#### To do:
Extract the listing in its entirety, keeping each line identical to the original.

#### Records:
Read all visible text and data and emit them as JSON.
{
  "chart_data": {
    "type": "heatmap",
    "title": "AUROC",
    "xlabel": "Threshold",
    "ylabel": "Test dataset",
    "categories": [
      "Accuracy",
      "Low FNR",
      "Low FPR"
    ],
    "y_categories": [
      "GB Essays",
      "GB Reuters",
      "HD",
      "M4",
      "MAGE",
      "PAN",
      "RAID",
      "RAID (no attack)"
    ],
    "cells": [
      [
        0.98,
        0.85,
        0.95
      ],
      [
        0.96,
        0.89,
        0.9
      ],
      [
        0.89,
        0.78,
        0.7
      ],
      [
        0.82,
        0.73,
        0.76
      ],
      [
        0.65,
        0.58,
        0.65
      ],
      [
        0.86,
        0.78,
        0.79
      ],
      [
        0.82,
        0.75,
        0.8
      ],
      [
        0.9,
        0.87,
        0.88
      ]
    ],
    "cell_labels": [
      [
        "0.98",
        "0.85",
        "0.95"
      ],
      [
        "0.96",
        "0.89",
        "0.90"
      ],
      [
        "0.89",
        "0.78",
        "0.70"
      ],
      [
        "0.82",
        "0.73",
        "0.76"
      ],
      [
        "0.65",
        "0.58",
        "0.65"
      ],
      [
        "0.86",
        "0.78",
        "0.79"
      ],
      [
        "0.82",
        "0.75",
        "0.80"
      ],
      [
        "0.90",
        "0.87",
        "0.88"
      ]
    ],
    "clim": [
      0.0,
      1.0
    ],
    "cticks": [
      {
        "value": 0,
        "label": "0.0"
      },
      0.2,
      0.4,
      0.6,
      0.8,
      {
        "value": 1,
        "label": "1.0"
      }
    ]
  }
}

#### Output:
Read all visible text and data and emit them as JSON.
{
  "chart_data": {
    "type": "heatmap",
    "title": "AUROC",
    "xlabel": "Threshold",
    "ylabel": "Test dataset",
    "categories": [
      "Accuracy",
      "Low FNR",
      "Low FPR"
    ],
    "y_categories": [
      "GB Essays",
      "GB Reuters",
      "HD",
      "M4",
      "MAGE",
      "PAN",
      "RAID",
      "RAID (no attack)"
    ],
    "cells": [
      [
        0.98,
        0.85,
        0.95
      ],
      [
        0.96,
        0.89,
        0.9
      ],
      [
        0.89,
        0.78,
        0.7
      ],
      [
        0.82,
        0.73,
        0.76
      ],
      [
        0.65,
        0.58,
        0.65
      ],
      [
        0.86,
        0.78,
        0.79
      ],
      [
        0.82,
        0.75,
        0.8
      ],
      [
        0.9,
        0.87,
        0.88
      ]
    ],
    "cell_labels": [
      [
        "0.98",
        "0.85",
        "0.95"
      ],
      [
        "0.96",
        "0.89",
        "0.90"
      ],
      [
        "0.89",
        "0.78",
        "0.70"
      ],
      [
        "0.82",
        "0.73",
        "0.76"
      ],
      [
        "0.65",
        "0.58",
        "0.65"
      ],
      [
        "0.86",
        "0.78",
        "0.79"
      ],
      [
        "0.82",
        "0.75",
        "0.80"
      ],
      [
        "0.90",
        "0.87",
        "0.88"
      ]
    ],
    "clim": [
      0.0,
      1.0
    ],
    "cticks": [
      {
        "value": 0,
        "label": "0.0"
      },
      0.2,
      0.4,
      0.6,
      0.8,
      {
        "value": 1,
        "label": "1.0"
      }
    ]
  }
}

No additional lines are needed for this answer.